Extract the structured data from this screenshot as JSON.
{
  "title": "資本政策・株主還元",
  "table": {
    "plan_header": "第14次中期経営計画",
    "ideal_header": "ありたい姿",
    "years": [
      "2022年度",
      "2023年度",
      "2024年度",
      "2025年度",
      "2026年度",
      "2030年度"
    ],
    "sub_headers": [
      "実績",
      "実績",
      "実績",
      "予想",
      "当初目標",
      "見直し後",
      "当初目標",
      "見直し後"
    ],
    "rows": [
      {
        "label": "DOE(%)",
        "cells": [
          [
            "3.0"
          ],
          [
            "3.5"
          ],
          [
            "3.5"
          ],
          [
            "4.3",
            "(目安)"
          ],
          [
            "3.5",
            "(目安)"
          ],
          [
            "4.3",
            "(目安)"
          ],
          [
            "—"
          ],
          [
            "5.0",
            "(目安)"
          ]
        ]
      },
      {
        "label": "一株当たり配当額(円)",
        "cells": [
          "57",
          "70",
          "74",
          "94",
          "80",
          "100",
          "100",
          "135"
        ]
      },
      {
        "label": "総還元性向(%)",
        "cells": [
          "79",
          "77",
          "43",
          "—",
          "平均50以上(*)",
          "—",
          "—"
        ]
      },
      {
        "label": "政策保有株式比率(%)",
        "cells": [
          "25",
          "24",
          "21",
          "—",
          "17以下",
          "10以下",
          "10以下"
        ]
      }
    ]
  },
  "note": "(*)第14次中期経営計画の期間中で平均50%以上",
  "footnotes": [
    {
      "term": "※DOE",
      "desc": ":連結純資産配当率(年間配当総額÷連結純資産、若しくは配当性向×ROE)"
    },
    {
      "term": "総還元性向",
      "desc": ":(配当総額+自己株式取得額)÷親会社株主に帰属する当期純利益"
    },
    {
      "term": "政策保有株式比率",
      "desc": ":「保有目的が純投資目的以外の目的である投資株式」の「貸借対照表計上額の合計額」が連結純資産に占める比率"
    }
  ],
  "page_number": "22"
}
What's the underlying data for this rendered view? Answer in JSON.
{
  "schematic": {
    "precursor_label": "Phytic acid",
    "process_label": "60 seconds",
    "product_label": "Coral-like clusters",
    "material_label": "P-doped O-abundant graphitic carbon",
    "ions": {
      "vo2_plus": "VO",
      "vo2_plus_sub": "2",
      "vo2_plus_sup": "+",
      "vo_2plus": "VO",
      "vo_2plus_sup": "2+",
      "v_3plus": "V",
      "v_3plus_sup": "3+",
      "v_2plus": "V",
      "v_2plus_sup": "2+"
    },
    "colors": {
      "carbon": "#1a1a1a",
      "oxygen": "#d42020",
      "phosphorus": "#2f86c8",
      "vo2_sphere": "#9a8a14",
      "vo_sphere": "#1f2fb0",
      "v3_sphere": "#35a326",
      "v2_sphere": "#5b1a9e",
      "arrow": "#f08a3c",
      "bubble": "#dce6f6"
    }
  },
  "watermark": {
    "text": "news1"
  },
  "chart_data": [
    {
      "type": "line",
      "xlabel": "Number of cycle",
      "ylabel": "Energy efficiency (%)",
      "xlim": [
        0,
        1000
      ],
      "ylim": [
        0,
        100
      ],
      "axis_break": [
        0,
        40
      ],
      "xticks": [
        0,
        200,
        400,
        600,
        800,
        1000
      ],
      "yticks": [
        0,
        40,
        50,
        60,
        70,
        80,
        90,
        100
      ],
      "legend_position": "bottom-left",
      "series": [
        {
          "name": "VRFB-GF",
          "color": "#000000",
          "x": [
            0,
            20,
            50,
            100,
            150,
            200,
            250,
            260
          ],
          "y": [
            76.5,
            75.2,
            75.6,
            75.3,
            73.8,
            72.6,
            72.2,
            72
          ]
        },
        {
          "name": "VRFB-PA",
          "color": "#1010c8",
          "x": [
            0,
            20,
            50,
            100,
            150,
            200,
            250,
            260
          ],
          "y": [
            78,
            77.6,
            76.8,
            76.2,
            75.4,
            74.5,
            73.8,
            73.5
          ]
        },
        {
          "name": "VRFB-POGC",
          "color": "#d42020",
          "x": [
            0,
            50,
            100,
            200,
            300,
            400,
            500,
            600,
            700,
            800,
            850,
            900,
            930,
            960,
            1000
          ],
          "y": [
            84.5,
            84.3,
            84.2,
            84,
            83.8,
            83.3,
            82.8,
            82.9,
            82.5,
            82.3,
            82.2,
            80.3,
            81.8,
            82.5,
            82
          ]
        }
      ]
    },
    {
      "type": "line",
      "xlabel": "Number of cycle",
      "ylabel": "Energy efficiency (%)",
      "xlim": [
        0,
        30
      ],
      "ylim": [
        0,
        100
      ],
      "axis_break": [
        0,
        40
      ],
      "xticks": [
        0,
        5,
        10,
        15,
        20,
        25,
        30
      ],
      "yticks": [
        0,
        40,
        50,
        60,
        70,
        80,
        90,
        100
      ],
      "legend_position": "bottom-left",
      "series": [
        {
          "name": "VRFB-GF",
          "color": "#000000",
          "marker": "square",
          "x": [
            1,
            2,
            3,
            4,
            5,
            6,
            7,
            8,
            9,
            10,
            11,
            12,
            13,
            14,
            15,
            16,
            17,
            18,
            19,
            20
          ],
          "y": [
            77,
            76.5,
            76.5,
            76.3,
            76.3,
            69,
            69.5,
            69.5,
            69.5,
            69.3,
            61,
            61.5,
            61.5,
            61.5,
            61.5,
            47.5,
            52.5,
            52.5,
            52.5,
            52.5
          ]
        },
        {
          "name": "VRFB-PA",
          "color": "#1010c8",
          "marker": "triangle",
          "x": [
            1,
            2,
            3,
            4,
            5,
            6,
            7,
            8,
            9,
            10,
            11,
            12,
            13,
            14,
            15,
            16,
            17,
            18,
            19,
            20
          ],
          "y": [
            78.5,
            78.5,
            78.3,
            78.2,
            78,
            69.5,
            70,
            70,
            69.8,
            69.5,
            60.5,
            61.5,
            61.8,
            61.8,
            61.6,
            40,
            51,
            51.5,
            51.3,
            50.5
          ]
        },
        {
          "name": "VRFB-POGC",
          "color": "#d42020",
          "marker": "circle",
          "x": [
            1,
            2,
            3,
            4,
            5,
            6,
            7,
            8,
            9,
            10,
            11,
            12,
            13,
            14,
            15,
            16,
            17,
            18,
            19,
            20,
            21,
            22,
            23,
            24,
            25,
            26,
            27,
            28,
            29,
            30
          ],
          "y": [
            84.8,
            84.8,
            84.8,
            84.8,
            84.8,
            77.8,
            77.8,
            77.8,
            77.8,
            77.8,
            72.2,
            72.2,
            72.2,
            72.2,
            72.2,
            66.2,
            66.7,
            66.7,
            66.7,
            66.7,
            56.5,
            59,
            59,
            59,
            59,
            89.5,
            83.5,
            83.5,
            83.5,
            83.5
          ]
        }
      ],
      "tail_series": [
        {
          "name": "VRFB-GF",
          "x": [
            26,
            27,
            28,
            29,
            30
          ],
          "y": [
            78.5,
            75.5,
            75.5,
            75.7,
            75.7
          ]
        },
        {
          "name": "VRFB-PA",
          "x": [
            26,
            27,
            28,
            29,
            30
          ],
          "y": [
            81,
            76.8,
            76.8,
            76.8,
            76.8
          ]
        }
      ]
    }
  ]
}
•••••
▸ PROBLEM REQUIREMENTS: Filter the data for the string "carbon" and copy every line that has it.

▸ EXERCISE SOLUTION:
    "material_label": "P-doped O-abundant graphitic carbon",
      "carbon": "#1a1a1a",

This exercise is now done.